- What is required -
Locate every line in the records below that holds the word "cartoon" and return each one.

>> START Information provided

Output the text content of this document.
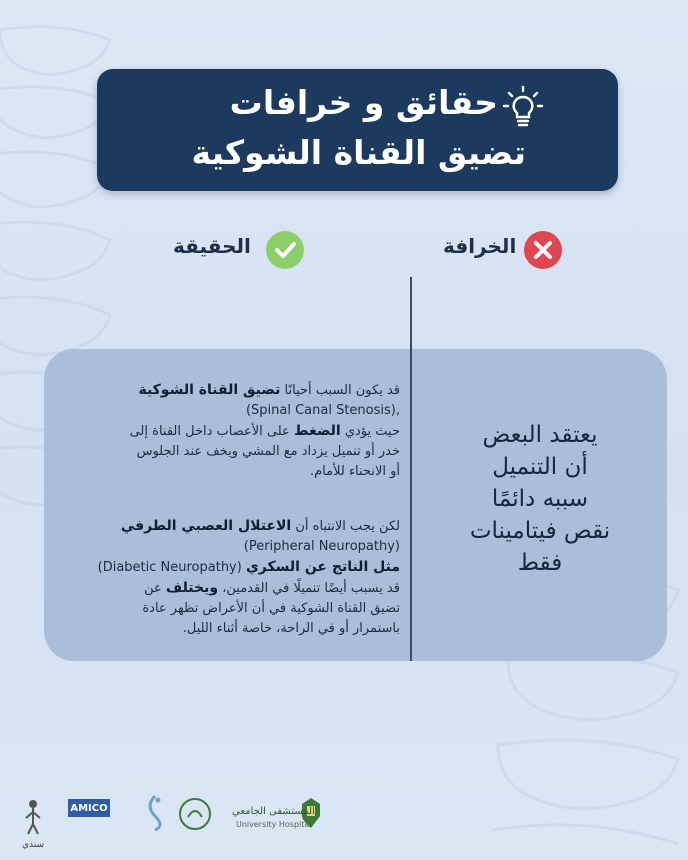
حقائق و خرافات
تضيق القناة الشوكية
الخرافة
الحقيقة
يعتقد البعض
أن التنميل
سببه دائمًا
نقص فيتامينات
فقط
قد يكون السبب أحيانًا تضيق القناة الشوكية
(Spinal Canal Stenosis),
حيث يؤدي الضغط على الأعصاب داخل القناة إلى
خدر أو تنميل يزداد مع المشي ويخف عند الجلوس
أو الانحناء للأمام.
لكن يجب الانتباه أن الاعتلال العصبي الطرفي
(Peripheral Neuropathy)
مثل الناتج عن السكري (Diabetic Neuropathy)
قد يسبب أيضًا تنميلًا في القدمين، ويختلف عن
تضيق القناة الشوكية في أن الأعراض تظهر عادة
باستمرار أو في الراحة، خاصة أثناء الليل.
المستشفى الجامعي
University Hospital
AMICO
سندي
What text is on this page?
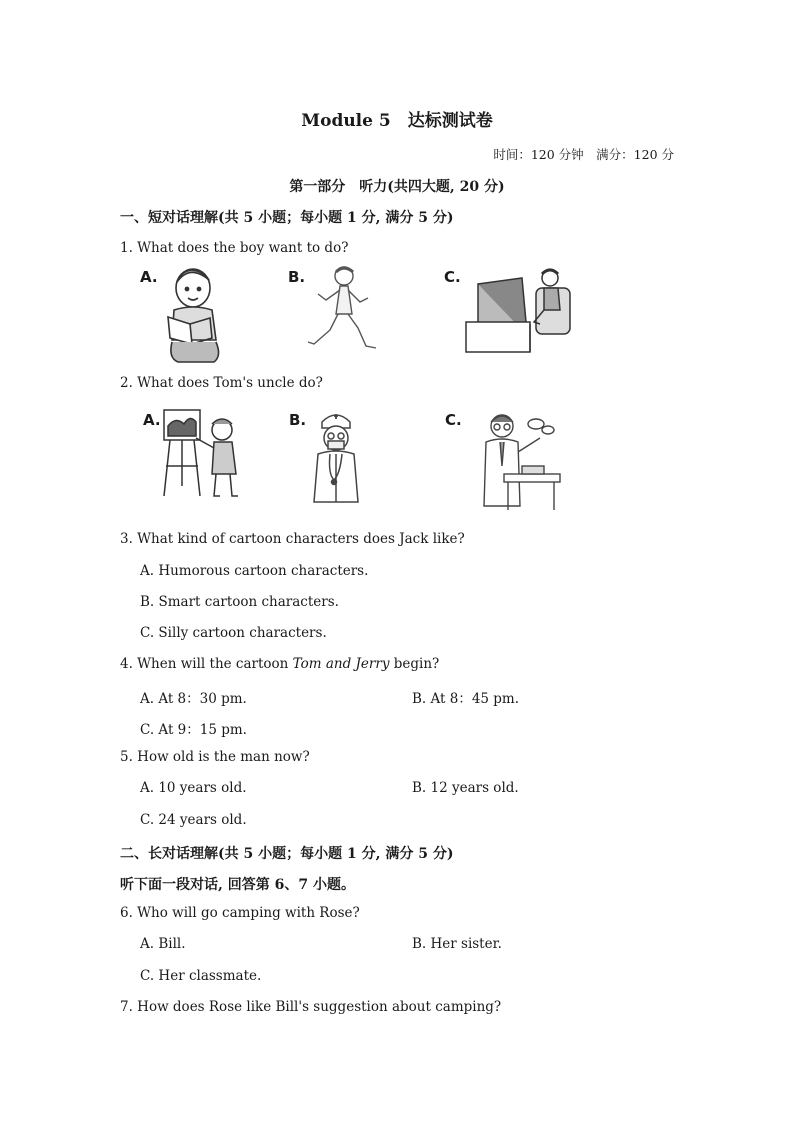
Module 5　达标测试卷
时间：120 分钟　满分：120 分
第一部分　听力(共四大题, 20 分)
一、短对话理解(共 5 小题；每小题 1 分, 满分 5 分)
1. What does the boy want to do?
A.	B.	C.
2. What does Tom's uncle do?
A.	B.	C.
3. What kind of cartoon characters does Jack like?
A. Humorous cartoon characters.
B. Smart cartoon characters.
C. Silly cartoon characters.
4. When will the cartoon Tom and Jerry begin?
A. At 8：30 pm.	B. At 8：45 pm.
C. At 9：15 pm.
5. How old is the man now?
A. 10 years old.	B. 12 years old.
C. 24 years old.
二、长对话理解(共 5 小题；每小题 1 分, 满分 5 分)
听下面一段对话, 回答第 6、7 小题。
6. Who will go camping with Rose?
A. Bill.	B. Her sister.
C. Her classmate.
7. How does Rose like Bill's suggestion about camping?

>> END Information provided

- Complete answer -
3. What kind of cartoon characters does Jack like?
A. Humorous cartoon characters.
B. Smart cartoon characters.
C. Silly cartoon characters.
4. When will the cartoon Tom and Jerry begin?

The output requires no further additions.